Given passage:
╔══

[freenet-dev] Temporary insert obfuscation: The best of both worlds

Matthew Toseland Thu, 12 Jun 2008 15:59:43 +0100

On Monday 09 June 2008 04:48, Daniel Cheng wrote:
> On Mon, Jun 9, 2008 at 11:09 AM, Florent Daigni?re
> <nextgens at freenetproject.org> wrote:
> > * Daniel Cheng <j16sdiz+freenet at gmail.com> [2008-06-09 10:58:02]:
> >
> >> On Sat, Jun 7, 2008 at 6:24 PM, Matthew Toseland
> >> <toad at amphibian.dyndns.org> wrote:
> >> > On Saturday 07 June 2008 07:36, Daniel Cheng wrote:
> >> >> On Sat, Jun 7, 2008 at 7:46 AM, Matthew Toseland
> >> >> <toad at amphibian.dyndns.org> wrote:
> >> >> > On Saturday 07 June 2008 00:06, Matthew Toseland wrote:
> >> >> >> PROBLEM:
> >> >> >> If an attacker can identify that each block belongs to the same 
stream of
> >> >> >> requests or inserts, he can move towards the originator 
increasingly
> >> >> > rapidly:
> >> >> >> each request gives him a bearing on the direction (in the keyspace) 
of
> >> > the
> >> >> >> originator, and he can use this information to connect to nodes 
closer to
> >> >> > the
> >> >> >> originator. Each time he does this, the amount of the stream that 
he sees
> >> >> >> increases, and therefore his search accelerates. This attack is 
easiest
> >> > on
> >> >> >> opennet, but it may also be possible on darknet for some attackers 
(but
> >> > much
> >> >> >> slower!).
> >> >> >>
> >> >> >> PARTIAL SOLUTION:
> >> >> >> We have a partial solution in that we don't insert the top block, 
or
> >> >> > generate
> >> >> >> the key, until after we have inserted all the data below it. 
However, in
> >> >> > many
> >> >> >> instances the data will be guessable (or guessable to within some
> >> > computible
> >> >> >> entropy e.g. all but a few bytes) and therefore the attacker can 
still
> >> >> >> identify the blocks.
> >> >> >>
> >> >> >> BAD SOLUTION:
> >> >> >> One proposed solution (for inserts) is to insert each splitfile 
encrypted
> >> >> > with
> >> >> >> a random key. This would help a lot with this attack (for inserts), 
but
> >> > it
> >> >> >> would cause much more data duplication, entirely losing the 
benefits of
> >> >> >> convergent encryption (CHKs). To what degree convergent encryption 
is
> >> > useful
> >> >> >> is an open question, but there is a better way...

╚══

Your goal: In the mailing-list post on temporary insert obfuscation, on which kind of network is the attack said to be easiest?

Material supplied:

╔══

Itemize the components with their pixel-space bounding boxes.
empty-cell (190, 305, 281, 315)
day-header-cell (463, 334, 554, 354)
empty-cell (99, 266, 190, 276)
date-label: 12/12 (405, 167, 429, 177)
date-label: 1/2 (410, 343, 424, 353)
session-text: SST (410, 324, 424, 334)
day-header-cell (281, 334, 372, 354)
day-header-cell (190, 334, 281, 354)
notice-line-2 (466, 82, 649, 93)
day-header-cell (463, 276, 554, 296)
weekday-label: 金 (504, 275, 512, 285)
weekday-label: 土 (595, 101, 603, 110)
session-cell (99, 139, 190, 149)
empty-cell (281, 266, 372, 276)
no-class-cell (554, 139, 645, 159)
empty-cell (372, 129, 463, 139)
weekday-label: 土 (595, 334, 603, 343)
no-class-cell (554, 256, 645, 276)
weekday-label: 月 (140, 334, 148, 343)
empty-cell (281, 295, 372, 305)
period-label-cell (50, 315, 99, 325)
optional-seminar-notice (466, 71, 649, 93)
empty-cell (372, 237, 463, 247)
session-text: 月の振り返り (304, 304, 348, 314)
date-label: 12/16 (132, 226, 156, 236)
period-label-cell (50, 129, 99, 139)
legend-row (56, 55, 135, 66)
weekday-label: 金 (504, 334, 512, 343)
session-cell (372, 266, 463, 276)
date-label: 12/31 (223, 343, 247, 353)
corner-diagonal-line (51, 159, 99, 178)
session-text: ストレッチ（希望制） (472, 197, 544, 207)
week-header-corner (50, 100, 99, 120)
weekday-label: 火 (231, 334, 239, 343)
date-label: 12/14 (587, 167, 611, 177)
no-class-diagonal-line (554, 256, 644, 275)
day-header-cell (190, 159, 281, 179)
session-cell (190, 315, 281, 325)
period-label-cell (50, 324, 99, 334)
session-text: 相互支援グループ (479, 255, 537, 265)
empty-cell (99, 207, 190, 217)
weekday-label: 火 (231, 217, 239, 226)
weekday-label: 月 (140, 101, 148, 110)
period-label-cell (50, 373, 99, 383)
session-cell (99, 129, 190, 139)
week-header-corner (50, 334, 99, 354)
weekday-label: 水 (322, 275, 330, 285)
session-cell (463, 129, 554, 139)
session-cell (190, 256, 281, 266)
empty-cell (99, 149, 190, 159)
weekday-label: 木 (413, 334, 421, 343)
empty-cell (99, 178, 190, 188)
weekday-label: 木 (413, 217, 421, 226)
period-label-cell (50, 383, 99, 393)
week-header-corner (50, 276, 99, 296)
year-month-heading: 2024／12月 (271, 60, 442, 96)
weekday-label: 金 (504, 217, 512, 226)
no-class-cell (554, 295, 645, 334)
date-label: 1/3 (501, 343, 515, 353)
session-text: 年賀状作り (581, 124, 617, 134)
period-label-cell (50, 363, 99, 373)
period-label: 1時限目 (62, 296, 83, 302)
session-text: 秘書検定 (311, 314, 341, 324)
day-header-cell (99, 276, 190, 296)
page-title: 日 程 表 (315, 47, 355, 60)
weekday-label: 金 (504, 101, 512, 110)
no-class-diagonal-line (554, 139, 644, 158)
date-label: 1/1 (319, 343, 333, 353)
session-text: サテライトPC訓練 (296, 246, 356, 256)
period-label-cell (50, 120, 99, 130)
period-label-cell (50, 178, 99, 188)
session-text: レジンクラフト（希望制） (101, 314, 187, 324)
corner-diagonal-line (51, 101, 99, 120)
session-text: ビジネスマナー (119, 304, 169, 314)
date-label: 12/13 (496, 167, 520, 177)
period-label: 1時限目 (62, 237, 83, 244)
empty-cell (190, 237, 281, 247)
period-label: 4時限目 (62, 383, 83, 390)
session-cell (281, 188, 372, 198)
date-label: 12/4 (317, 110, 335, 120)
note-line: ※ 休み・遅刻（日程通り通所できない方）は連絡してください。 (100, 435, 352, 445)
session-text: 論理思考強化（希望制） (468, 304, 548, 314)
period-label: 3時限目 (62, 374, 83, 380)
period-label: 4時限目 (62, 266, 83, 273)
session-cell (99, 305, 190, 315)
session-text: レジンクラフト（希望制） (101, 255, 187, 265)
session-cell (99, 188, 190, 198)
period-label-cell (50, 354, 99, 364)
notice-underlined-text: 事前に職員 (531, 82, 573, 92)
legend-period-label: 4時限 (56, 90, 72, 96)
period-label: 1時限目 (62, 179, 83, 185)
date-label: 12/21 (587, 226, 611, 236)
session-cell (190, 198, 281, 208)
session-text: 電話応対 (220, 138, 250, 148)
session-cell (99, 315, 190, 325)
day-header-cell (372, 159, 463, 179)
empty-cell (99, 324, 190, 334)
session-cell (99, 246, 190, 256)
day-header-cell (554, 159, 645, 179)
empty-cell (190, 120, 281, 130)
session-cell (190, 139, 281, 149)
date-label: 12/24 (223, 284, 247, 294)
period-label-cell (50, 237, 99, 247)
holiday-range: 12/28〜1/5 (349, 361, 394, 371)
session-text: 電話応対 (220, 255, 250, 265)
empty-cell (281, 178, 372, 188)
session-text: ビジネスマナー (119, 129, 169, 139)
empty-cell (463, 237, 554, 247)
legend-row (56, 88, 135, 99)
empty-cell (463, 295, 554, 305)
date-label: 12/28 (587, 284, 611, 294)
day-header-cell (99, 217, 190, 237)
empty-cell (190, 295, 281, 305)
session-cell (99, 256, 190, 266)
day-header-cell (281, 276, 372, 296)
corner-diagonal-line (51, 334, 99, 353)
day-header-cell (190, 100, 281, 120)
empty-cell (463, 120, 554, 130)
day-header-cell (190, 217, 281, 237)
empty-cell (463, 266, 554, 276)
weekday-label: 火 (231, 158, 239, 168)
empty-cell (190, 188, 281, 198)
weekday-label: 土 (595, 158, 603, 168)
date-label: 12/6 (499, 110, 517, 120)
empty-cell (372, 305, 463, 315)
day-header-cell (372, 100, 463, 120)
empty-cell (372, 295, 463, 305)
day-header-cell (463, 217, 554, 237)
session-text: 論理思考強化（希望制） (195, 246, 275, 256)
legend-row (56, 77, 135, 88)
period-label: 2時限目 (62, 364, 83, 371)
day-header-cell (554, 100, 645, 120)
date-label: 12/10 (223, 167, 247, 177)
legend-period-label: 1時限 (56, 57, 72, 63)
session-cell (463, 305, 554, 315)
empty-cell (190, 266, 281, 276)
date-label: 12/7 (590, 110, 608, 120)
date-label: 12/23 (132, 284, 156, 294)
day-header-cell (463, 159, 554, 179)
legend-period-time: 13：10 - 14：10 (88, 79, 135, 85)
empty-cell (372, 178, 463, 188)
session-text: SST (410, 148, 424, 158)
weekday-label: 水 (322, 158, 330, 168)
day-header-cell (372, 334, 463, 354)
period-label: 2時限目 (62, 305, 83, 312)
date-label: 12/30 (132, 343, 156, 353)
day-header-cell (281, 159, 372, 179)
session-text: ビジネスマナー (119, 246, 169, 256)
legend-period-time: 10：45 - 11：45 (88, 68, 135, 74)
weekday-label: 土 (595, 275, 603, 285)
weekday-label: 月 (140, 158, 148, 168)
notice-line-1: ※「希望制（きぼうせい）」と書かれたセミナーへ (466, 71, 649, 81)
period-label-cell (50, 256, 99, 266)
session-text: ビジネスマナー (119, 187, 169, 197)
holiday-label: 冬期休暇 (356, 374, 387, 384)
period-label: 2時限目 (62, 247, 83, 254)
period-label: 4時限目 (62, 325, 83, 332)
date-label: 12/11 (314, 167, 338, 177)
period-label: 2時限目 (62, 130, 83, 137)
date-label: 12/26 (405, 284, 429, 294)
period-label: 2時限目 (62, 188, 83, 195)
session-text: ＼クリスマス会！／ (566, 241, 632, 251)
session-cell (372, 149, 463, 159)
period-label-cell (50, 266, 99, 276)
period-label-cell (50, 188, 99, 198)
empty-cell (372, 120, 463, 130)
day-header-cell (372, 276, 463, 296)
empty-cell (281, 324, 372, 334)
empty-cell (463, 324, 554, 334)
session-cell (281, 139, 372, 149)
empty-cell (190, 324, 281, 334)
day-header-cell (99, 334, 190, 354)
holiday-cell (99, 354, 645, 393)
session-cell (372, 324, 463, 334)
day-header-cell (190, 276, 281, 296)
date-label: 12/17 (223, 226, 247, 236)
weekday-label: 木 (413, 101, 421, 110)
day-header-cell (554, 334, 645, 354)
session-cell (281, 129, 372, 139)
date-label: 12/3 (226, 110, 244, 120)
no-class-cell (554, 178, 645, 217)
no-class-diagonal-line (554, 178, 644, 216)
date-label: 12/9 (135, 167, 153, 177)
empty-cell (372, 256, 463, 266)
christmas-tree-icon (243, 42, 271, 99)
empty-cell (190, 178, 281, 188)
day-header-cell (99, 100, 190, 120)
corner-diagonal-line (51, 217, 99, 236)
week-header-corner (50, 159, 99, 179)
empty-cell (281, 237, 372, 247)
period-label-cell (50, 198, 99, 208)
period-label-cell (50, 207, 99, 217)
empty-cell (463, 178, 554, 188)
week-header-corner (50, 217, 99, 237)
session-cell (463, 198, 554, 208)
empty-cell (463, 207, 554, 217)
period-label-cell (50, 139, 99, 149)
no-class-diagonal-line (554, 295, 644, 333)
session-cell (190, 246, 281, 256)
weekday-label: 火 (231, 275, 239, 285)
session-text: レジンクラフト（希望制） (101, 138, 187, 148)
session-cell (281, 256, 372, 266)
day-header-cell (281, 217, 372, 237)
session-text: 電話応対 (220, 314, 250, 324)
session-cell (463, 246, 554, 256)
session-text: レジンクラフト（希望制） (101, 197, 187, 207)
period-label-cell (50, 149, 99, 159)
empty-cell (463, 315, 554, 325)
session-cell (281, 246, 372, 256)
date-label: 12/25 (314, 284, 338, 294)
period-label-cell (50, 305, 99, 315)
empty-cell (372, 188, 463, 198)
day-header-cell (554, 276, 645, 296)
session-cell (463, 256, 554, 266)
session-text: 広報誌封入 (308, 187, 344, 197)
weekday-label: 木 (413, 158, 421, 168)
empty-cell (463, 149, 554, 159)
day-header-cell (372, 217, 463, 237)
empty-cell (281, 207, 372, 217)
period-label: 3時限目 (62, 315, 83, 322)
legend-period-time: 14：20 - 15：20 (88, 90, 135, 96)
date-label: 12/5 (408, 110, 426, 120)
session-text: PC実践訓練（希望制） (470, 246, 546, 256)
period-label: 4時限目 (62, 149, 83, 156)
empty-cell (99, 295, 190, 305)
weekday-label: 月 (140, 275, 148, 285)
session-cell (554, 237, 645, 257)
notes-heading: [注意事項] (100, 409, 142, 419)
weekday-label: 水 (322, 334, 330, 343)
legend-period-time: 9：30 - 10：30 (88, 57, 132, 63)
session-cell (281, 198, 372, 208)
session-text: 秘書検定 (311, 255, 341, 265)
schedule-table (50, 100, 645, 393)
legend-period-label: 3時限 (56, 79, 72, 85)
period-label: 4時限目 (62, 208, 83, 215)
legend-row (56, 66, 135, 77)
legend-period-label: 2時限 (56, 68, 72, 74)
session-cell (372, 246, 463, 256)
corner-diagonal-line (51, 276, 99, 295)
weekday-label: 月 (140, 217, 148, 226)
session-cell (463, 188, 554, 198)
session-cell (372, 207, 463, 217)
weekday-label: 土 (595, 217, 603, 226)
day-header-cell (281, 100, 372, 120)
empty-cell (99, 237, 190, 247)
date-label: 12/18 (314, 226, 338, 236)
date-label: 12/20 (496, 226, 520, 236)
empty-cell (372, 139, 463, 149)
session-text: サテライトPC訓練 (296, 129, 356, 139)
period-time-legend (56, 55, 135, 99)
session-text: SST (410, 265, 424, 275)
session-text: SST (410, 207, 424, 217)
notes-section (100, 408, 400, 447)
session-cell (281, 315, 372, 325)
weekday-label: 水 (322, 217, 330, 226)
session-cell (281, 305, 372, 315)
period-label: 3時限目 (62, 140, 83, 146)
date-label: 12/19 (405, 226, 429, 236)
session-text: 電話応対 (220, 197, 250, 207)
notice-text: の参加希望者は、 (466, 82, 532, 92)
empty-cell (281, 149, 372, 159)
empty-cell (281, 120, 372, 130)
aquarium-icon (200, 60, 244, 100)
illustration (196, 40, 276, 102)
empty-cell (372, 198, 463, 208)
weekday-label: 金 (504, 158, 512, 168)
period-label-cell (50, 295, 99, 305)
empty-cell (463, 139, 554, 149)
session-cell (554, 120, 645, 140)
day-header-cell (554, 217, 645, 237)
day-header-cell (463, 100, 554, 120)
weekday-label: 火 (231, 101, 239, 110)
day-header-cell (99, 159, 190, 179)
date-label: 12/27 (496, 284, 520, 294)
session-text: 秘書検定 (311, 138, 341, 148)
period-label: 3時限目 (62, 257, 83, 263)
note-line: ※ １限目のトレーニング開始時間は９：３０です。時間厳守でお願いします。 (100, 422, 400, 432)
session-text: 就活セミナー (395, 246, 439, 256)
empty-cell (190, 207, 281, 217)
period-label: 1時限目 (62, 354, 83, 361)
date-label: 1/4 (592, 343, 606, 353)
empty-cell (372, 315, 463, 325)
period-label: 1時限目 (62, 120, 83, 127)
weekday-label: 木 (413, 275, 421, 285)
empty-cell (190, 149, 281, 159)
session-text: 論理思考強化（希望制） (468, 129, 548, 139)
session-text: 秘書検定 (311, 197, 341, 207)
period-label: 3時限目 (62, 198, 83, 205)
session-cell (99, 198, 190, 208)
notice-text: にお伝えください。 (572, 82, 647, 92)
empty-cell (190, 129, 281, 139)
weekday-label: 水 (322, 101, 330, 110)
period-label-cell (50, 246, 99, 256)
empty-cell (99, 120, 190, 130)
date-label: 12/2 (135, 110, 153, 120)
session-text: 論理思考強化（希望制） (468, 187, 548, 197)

╚══

Solution for this task: Opennet.